▶ [Texte à lire]:
Le duo de cinéastes Cattet et Forzani signe son troisième long-métrage “Laissez bronzer les cadavres”. Gonflé et surréaliste !

Le soleil corse, un hameau abandonné, une peintre nudiste et son amant chef de gang et 250 kilos d’or volés par Rhino. Dès les premières images de "Laissez bronzer les cadavres", l’atmosphère brûle les pupilles. C’est sûr, on ne va pas s’ennuyer. “Laissez bronzer les cadavres” est signé Hélène Cattet & Bruno Forzani ("Amer"). Le duo français basé en Belgique adapte le roman éponyme de Jean-Patrick Manchette et Jean-Pierre Bastid et réussit un tour de force : tenir le spectateur en haleine, le faire rire et l’éblouir avec, selon leurs dires, « une grosse image et un gros son" mais aussi des tonnes d’hémoglobine et des effets dignes des meilleurs films psychédéliques.

Planqués dans les falaises
Une bande de voleurs planqués dans un hameau en ruine se retrouve nez à nez avec des invités surprises et deux flics, prêts à tout pour contrecarrer leur plan. Dans ces ruines grandioses, autrefois théâtre d'orgies et de happenings sauvages, une guerre sans merci débute.

Tandis que les gars se tirent dessus, Luce (Elina Löwensohn, découverte par Hal Hartley dans "Simple men" en 1992), la maîtresse des lieux, revoit en flashes le temps où elle faisait gicler la couleur à la carabine. Cette réincarnation de Nikki de Saint-Phalle érotise le film sur un rythme effréné, entre scènes de sexe et de bagarres, flash-back ahurissants, mélange d’art pop et de western spaghetti, le tout emballé par une bande son d’Ennio Morricone. Un hommage déjanté aux années septante et aux films de Sergio Leone, totalement maitrisé.

V. Nimal

“Laissez bronzer les cadavres”, avec Elina Löwensohn, Stéphane Ferrara, Hervé Sogne, Bernie Bonvoisin, Pierre Nisse, Marc Barbé et Michelangelo Marchese. Sortie en salle le 10 janvier.

A Bruxelles, en janvier le cinéma Nova offre aux réalisateurs une rétrospective Cattet et Forzani et une carte blanche, avec des rencontres liés à la sortie de “Laissez bronzer les cadavres”.

▶ [D'après le texte]:
1. Répondez aux questions suivantes à partir de la critique de « Laissez bronzer les cadavres » :
(a) Quel roman le duo de cinéastes adapte-t-il, et qui en sont les auteurs ?
(b) Quelle actrice interprète Luce, et qui l'a découverte, dans quel film ?
(c) Quel cinéma de Bruxelles consacre une rétrospective aux réalisateurs en janvier ?
2. Dans la critique de « Laissez bronzer les cadavres », reformulez sous forme de liste le paragraphe commençant par « Tandis que les gars se tirent dessus », en conservant ses faits principaux.

(Entrées de données stockées)
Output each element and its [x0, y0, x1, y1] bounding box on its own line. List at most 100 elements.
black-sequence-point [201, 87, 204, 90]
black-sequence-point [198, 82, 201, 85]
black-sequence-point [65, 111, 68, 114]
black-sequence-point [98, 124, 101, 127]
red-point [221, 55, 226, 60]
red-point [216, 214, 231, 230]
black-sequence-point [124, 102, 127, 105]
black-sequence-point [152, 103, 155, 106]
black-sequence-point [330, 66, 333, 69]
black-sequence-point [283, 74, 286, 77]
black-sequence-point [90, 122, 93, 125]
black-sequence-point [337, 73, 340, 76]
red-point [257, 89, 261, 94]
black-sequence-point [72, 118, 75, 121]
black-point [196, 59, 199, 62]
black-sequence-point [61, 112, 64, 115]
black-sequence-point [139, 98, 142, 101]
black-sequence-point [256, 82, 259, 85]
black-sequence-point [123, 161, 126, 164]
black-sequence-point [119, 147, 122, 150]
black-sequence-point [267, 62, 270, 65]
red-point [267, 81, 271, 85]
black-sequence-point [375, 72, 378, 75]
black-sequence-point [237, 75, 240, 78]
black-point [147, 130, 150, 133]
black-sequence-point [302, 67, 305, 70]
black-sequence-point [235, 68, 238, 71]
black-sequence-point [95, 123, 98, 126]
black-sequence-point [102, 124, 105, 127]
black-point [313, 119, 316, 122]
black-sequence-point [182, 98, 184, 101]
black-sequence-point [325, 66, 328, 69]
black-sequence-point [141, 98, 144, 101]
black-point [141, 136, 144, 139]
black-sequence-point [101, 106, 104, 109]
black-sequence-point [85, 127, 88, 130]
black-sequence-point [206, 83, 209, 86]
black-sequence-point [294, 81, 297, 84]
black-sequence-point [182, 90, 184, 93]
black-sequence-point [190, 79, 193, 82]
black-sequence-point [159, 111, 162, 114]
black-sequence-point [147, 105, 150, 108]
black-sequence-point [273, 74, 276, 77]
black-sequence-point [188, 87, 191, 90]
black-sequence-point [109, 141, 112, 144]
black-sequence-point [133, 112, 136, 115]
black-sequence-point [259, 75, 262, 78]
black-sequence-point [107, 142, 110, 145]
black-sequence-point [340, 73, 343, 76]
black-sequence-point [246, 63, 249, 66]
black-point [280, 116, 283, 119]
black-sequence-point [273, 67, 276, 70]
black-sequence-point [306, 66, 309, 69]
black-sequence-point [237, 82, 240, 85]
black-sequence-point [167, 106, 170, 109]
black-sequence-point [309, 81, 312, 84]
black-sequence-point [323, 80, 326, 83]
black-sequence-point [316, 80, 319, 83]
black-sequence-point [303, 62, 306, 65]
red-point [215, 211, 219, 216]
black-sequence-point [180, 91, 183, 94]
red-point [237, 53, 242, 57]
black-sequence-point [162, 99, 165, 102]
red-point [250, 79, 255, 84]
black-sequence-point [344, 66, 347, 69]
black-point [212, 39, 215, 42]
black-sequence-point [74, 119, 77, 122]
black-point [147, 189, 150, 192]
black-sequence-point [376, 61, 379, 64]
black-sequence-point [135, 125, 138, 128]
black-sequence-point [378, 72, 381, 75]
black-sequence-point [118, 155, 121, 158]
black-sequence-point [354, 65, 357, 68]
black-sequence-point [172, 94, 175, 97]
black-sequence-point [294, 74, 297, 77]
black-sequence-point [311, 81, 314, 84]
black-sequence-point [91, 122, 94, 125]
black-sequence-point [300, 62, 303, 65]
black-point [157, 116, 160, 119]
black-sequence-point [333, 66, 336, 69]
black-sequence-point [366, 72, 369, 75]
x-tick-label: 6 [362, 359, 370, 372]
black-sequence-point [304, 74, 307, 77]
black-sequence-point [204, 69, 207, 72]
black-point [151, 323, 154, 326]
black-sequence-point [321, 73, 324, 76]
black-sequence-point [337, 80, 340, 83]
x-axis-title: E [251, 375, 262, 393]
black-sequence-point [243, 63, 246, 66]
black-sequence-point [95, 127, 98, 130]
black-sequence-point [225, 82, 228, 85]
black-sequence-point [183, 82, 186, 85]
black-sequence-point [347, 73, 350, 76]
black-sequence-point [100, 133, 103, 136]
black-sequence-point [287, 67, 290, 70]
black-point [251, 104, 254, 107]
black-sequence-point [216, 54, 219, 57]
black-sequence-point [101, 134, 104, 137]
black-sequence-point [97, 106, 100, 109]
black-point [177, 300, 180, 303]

▶ [Réponses par tâche]:
1.
(a) Le roman éponyme « Laissez bronzer les cadavres », de Jean-Patrick Manchette et Jean-Pierre Bastid.
(b) Elina Löwensohn, découverte par Hal Hartley dans « Simple men » en 1992.
(c) Le cinéma Nova.

2.
- Pendant que les hommes se tirent dessus, Luce, maîtresse des lieux, revoit en flashes l'époque où elle faisait gicler la couleur à la carabine.
- Luce est interprétée par Elina Löwensohn, découverte par Hal Hartley dans « Simple men » en 1992.
- Réincarnation de Nikki de Saint-Phalle, le personnage érotise le film sur un rythme effréné.
- Le film alterne scènes de sexe, bagarres et flash-back ahurissants, et mêle art pop et western spaghetti.
- La bande son est d'Ennio Morricone.
- L'ensemble est un hommage déjanté et totalement maîtrisé aux années septante et aux films de Sergio Leone.